RECORD EXCERPTS
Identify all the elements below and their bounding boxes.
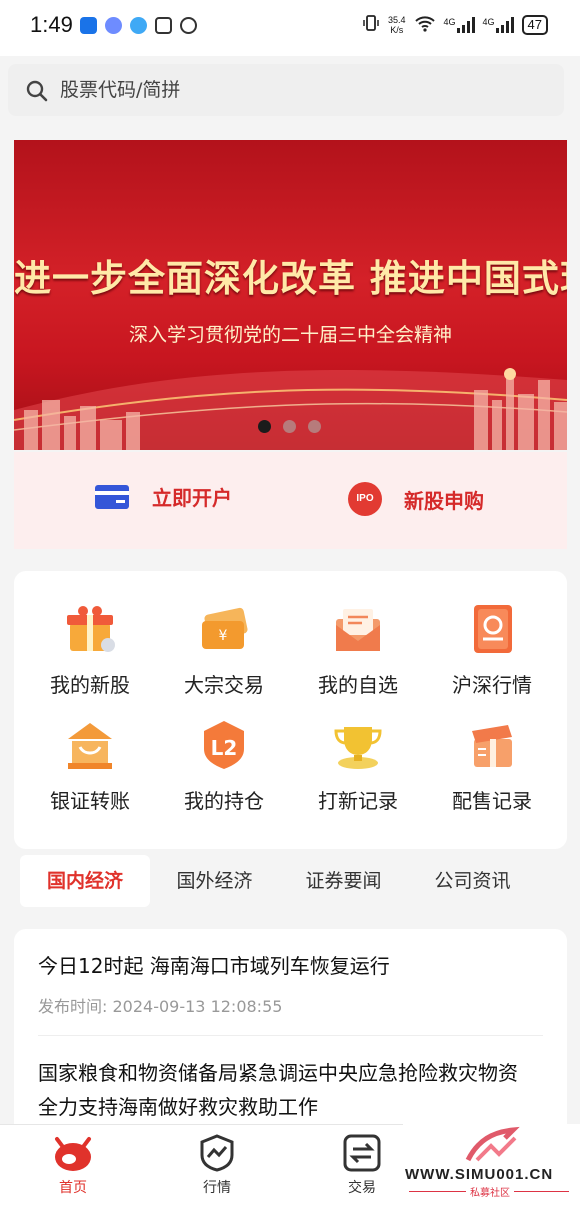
svg-text:L2: L2 — [211, 736, 238, 760]
music-notification-icon — [105, 17, 122, 34]
carousel-dot[interactable] — [283, 420, 296, 433]
carousel-dots — [258, 420, 321, 433]
nav-home[interactable]: 首页 — [28, 1133, 118, 1197]
nav-label: 首页 — [59, 1180, 87, 1196]
search-bar[interactable] — [8, 64, 564, 116]
tab-company-news[interactable]: 公司资讯 — [408, 855, 537, 907]
grid-label: 银证转账 — [50, 789, 130, 813]
watermark-logo — [465, 1126, 520, 1162]
news-time-value: 2024-09-13 12:08:55 — [112, 997, 283, 1016]
news-time-label: 发布时间: — [38, 997, 108, 1016]
gift-box-icon — [464, 717, 520, 773]
net-type-2: 4G — [482, 16, 495, 27]
watermark-url: WWW.SIMU001.CN — [405, 1166, 554, 1183]
grid-item-allotment-records[interactable]: 配售记录 — [423, 717, 561, 814]
signal-icon-1: 4G — [443, 16, 475, 33]
tab-domestic-economy[interactable]: 国内经济 — [20, 855, 150, 907]
watermark: WWW.SIMU001.CN 私募社区 — [403, 1124, 580, 1205]
grid-label: 沪深行情 — [452, 673, 532, 697]
grid-item-positions[interactable]: L2 我的持仓 — [155, 717, 293, 814]
nav-trade[interactable]: 交易 — [317, 1133, 407, 1197]
status-bar: 1:49 35.4 K/s 4G 4G 47 — [0, 0, 580, 56]
grid-item-watchlist[interactable]: 我的自选 — [289, 601, 427, 698]
list-item[interactable]: 今日12时起 海南海口市域列车恢复运行 发布时间: 2024-09-13 12:… — [14, 929, 567, 1036]
nfc-icon — [155, 17, 172, 34]
grid-item-market[interactable]: 沪深行情 — [423, 601, 561, 698]
speed-value: 35.4 — [387, 14, 406, 25]
grid-label: 配售记录 — [452, 789, 532, 813]
battery-indicator: 47 — [521, 14, 548, 35]
grid-label: 我的自选 — [318, 673, 398, 697]
open-account-button[interactable]: 立即开户 — [94, 482, 232, 511]
search-input[interactable] — [60, 74, 540, 106]
exchange-icon — [343, 1134, 381, 1172]
yen-ticket-icon: ¥ — [196, 601, 252, 657]
grid-label: 大宗交易 — [184, 673, 264, 697]
carousel-dot[interactable] — [308, 420, 321, 433]
l2-badge-icon: L2 — [196, 717, 252, 773]
gift-icon — [62, 601, 118, 657]
news-time: 发布时间: 2024-09-13 12:08:55 — [38, 993, 543, 1017]
speed-unit: K/s — [390, 24, 404, 35]
alarm-icon — [180, 17, 197, 34]
wifi-icon — [414, 14, 436, 35]
signal-icon-2: 4G — [482, 16, 514, 33]
card-icon — [95, 484, 129, 509]
banner-title: 进一步全面深化改革 推进中国式现代化 — [14, 257, 567, 300]
network-speed: 35.4 K/s — [388, 15, 406, 35]
bank-transfer-icon — [62, 717, 118, 773]
vibrate-icon — [362, 14, 380, 35]
tab-foreign-economy[interactable]: 国外经济 — [150, 855, 279, 907]
carousel-dot[interactable] — [258, 420, 271, 433]
envelope-icon — [330, 601, 386, 657]
news-title: 今日12时起 海南海口市域列车恢复运行 — [38, 954, 390, 978]
chart-shield-icon — [200, 1134, 234, 1172]
grid-label: 打新记录 — [318, 789, 398, 813]
tab-securities-news[interactable]: 证券要闻 — [279, 855, 408, 907]
news-title: 国家粮食和物资储备局紧急调运中央应急抢险救灾物资 全力支持海南做好救灾救助工作 — [38, 1061, 518, 1119]
grid-label: 我的新股 — [50, 673, 130, 697]
net-type-1: 4G — [443, 16, 456, 27]
nav-market[interactable]: 行情 — [172, 1133, 262, 1197]
browser-notification-icon — [130, 17, 147, 34]
quick-actions: 立即开户 IPO 新股申购 — [14, 452, 567, 549]
list-item[interactable]: 国家粮食和物资储备局紧急调运中央应急抢险救灾物资 全力支持海南做好救灾救助工作 — [14, 1036, 567, 1124]
nav-label: 行情 — [203, 1180, 231, 1196]
ipo-icon: IPO — [348, 482, 382, 516]
search-icon — [26, 80, 48, 102]
news-list: 今日12时起 海南海口市域列车恢复运行 发布时间: 2024-09-13 12:… — [14, 929, 567, 1129]
city-skyline-illustration — [14, 368, 567, 450]
ipo-subscribe-button[interactable]: IPO 新股申购 — [348, 482, 484, 516]
grid-item-ipo-records[interactable]: 打新记录 — [289, 717, 427, 814]
feature-grid: 我的新股 ¥ 大宗交易 我的自选 沪深行情 银证转账 L2 我的持仓 打新记录 — [14, 571, 567, 849]
promo-banner[interactable]: 进一步全面深化改革 推进中国式现代化 深入学习贯彻党的二十届三中全会精神 — [14, 140, 567, 450]
grid-item-bank-transfer[interactable]: 银证转账 — [21, 717, 159, 814]
home-mascot-icon — [55, 1137, 91, 1171]
grid-item-block-trade[interactable]: ¥ 大宗交易 — [155, 601, 293, 698]
open-account-label: 立即开户 — [152, 486, 232, 510]
ipo-subscribe-label: 新股申购 — [404, 488, 484, 513]
status-right: 35.4 K/s 4G 4G 47 — [362, 14, 548, 35]
grid-item-my-ipo[interactable]: 我的新股 — [21, 601, 159, 698]
news-tabs: 国内经济 国外经济 证券要闻 公司资讯 — [20, 855, 560, 907]
nav-label: 交易 — [348, 1180, 376, 1196]
app-notification-icon — [80, 17, 97, 34]
watermark-sub: 私募社区 — [466, 1184, 514, 1199]
svg-text:¥: ¥ — [219, 628, 228, 644]
banner-subtitle: 深入学习贯彻党的二十届三中全会精神 — [128, 324, 452, 346]
grid-label: 我的持仓 — [184, 789, 264, 813]
market-doc-icon — [464, 601, 520, 657]
trophy-icon — [330, 717, 386, 773]
status-time: 1:49 — [30, 12, 73, 37]
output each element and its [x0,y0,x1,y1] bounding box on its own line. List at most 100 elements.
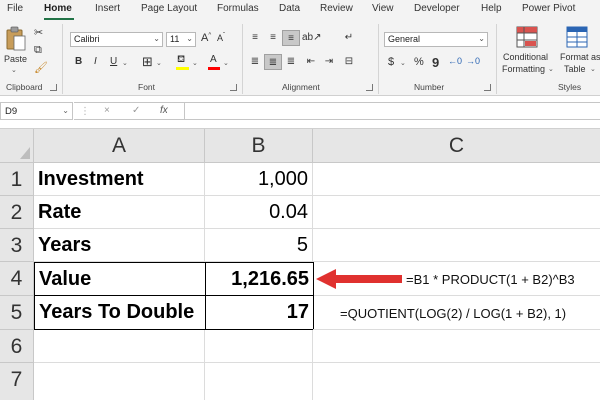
cell-a3[interactable]: Years [34,229,205,262]
fill-color-button[interactable]: ⛾ [176,54,190,70]
formula-note-value: =B1 * PRODUCT(1 + B2)^B3 [406,272,575,287]
column-header-a[interactable]: A [34,129,205,163]
menu-bar: File Home Insert Page Layout Formulas Da… [0,0,600,20]
currency-dropdown-icon[interactable]: ⌄ [400,59,406,67]
paste-button[interactable]: Paste ⌄ [4,26,28,74]
formula-bar: D9 ⌄ ⋮ × ✓ fx [0,100,600,122]
italic-button[interactable]: I [94,56,97,67]
align-top-icon[interactable]: ≡ [246,30,264,46]
tab-review[interactable]: Review [320,3,353,14]
row-header-6[interactable]: 6 [0,330,34,363]
tab-developer[interactable]: Developer [414,3,460,14]
tab-home[interactable]: Home [44,3,72,14]
number-launcher-icon[interactable] [484,84,491,91]
cell-b1[interactable]: 1,000 [205,163,313,196]
merge-center-icon[interactable]: ⊟ [340,54,358,70]
increase-indent-icon[interactable]: ⇥ [320,54,338,70]
cell-b7[interactable] [205,363,313,400]
cell-c2[interactable] [313,196,600,229]
borders-icon[interactable]: ⊞ [142,54,153,70]
align-middle-icon[interactable]: ≡ [264,30,282,46]
formula-input[interactable] [184,102,600,120]
cell-c6[interactable] [313,330,600,363]
name-box[interactable]: D9 ⌄ [0,102,73,120]
cell-a5[interactable]: Years To Double [34,295,206,330]
arrow-annotation-icon [316,269,402,289]
font-color-dropdown-icon[interactable]: ⌄ [223,59,229,67]
cell-a7[interactable] [34,363,205,400]
tab-data[interactable]: Data [279,3,300,14]
row-header-5[interactable]: 5 [0,296,34,330]
conditional-formatting-button[interactable]: Conditional Formatting ⌄ [500,24,554,78]
tab-file[interactable]: File [7,3,23,14]
underline-button[interactable]: U [110,56,117,67]
row-header-2[interactable]: 2 [0,196,34,229]
font-name-dropdown[interactable]: Calibri ⌄ [70,32,163,47]
cancel-icon[interactable]: × [104,105,110,116]
cell-a4[interactable]: Value [34,262,206,296]
chevron-down-icon: ⌄ [186,34,193,43]
alignment-launcher-icon[interactable] [366,84,373,91]
row-header-1[interactable]: 1 [0,163,34,196]
tab-formulas[interactable]: Formulas [217,3,259,14]
row-header-7[interactable]: 7 [0,363,34,400]
chevron-down-icon: ⌄ [153,34,160,43]
increase-decimal-icon[interactable]: ←0 [448,56,462,66]
align-left-icon[interactable]: ≣ [246,54,264,70]
cell-b4[interactable]: 1,216.65 [205,262,314,296]
number-format-dropdown[interactable]: General ⌄ [384,32,488,47]
row-header-3[interactable]: 3 [0,229,34,262]
font-size-dropdown[interactable]: 11 ⌄ [166,32,196,47]
currency-button[interactable]: $ [388,56,394,68]
cell-c1[interactable] [313,163,600,196]
tab-insert[interactable]: Insert [95,3,120,14]
format-as-table-button[interactable]: Format as Table ⌄ [556,24,600,78]
cut-icon[interactable]: ✂ [34,26,43,39]
align-right-icon[interactable]: ≣ [282,54,300,70]
cell-b5[interactable]: 17 [205,295,314,330]
percent-button[interactable]: % [414,56,424,68]
format-painter-icon[interactable]: 🖌 [34,61,48,74]
align-center-icon[interactable]: ≣ [264,54,282,70]
chevron-down-icon: ⌄ [548,66,554,73]
select-all-corner[interactable] [0,129,34,163]
tab-view[interactable]: View [372,3,394,14]
font-color-button[interactable]: A [208,54,220,70]
cell-c7[interactable] [313,363,600,400]
cell-b3[interactable]: 5 [205,229,313,262]
wrap-text-icon[interactable]: ↵ [340,30,358,46]
clipboard-group-label: Clipboard [6,82,43,92]
tab-page-layout[interactable]: Page Layout [141,3,197,14]
borders-dropdown-icon[interactable]: ⌄ [156,59,162,67]
font-launcher-icon[interactable] [230,84,237,91]
column-header-b[interactable]: B [205,129,313,163]
decrease-decimal-icon[interactable]: →0 [466,56,480,66]
paste-dropdown-icon[interactable]: ⌄ [11,66,17,74]
cell-b6[interactable] [205,330,313,363]
bold-button[interactable]: B [75,56,82,67]
align-bottom-icon[interactable]: ≡ [282,30,300,46]
tab-power-pivot[interactable]: Power Pivot [522,3,575,14]
chevron-down-icon: ⌄ [62,106,69,115]
underline-dropdown-icon[interactable]: ⌄ [122,59,128,67]
enter-icon[interactable]: ✓ [132,105,140,116]
cell-a1[interactable]: Investment [34,163,205,196]
clipboard-launcher-icon[interactable] [50,84,57,91]
cell-b2[interactable]: 0.04 [205,196,313,229]
cell-a2[interactable]: Rate [34,196,205,229]
orientation-icon[interactable]: ab↗ [302,30,322,46]
grow-font-button[interactable]: A^ [201,32,211,44]
tab-help[interactable]: Help [481,3,502,14]
shrink-font-button[interactable]: Aˇ [217,33,225,43]
cell-c5[interactable]: =QUOTIENT(LOG(2) / LOG(1 + B2), 1) [313,296,600,330]
copy-icon[interactable]: ⧉ [34,44,42,57]
cell-c3[interactable] [313,229,600,262]
format-as-table-icon [566,26,588,48]
row-header-4[interactable]: 4 [0,262,34,296]
decrease-indent-icon[interactable]: ⇤ [302,54,320,70]
column-header-c[interactable]: C [313,129,600,163]
fill-color-dropdown-icon[interactable]: ⌄ [192,59,198,67]
cell-a6[interactable] [34,330,205,363]
insert-function-icon[interactable]: fx [160,105,168,116]
comma-button[interactable]: 9 [432,55,439,70]
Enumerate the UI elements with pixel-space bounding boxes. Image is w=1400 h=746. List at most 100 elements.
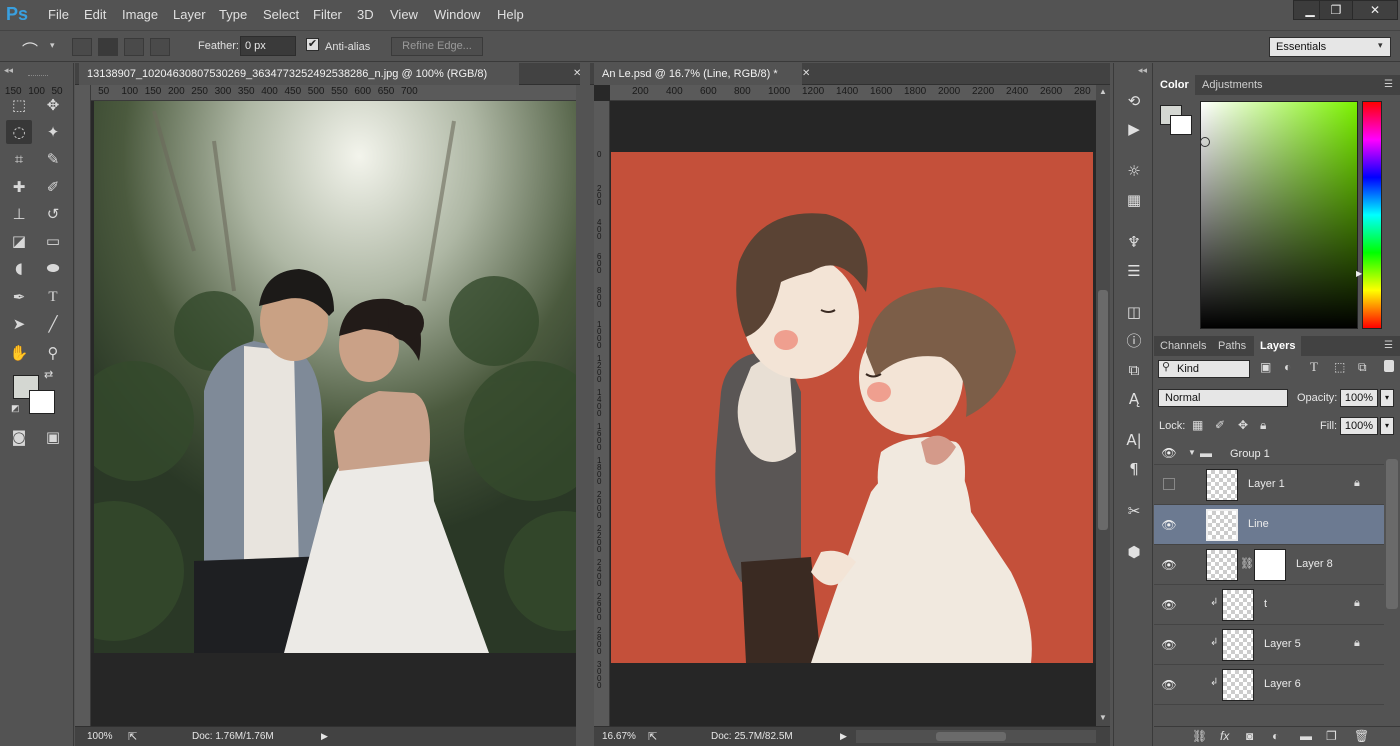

PROBLEM TO WORK ON
Copy out the records from the line with "cell-a3[interactable]: Years [34,229,205,262]" through the line with "row-header-2[interactable]: 2 [0,196,34,229]", both lines included, with no changes.

RESPONSE BELOW
cell-a3[interactable]: Years [34,229,205,262]
fill-color-button[interactable]: ⛾ [176,54,190,70]
formula-note-value: =B1 * PRODUCT(1 + B2)^B3 [406,272,575,287]
column-header-a[interactable]: A [34,129,205,163]
menu-bar: File Home Insert Page Layout Formulas Da… [0,0,600,20]
currency-dropdown-icon[interactable]: ⌄ [400,59,406,67]
paste-button[interactable]: Paste ⌄ [4,26,28,74]
formula-bar: D9 ⌄ ⋮ × ✓ fx [0,100,600,122]
italic-button[interactable]: I [94,56,97,67]
align-top-icon[interactable]: ≡ [246,30,264,46]
tab-review[interactable]: Review [320,3,353,14]
row-header-6[interactable]: 6 [0,330,34,363]
tab-developer[interactable]: Developer [414,3,460,14]
tab-home[interactable]: Home [44,3,72,14]
number-launcher-icon[interactable] [484,84,491,91]
cell-b1[interactable]: 1,000 [205,163,313,196]
merge-center-icon[interactable]: ⊟ [340,54,358,70]
increase-indent-icon[interactable]: ⇥ [320,54,338,70]
cell-b7[interactable] [205,363,313,400]
cell-c2[interactable] [313,196,600,229]
borders-icon[interactable]: ⊞ [142,54,153,70]
align-middle-icon[interactable]: ≡ [264,30,282,46]
formula-input[interactable] [184,102,600,120]
cell-c6[interactable] [313,330,600,363]
name-box[interactable]: D9 ⌄ [0,102,73,120]
cell-a5[interactable]: Years To Double [34,295,206,330]
arrow-annotation-icon [316,269,402,289]
font-color-dropdown-icon[interactable]: ⌄ [223,59,229,67]
cell-a7[interactable] [34,363,205,400]
tab-data[interactable]: Data [279,3,300,14]
row-header-5[interactable]: 5 [0,296,34,330]
conditional-formatting-button[interactable]: Conditional Formatting ⌄ [500,24,554,78]
tab-file[interactable]: File [7,3,23,14]
underline-button[interactable]: U [110,56,117,67]
row-header-2[interactable]: 2 [0,196,34,229]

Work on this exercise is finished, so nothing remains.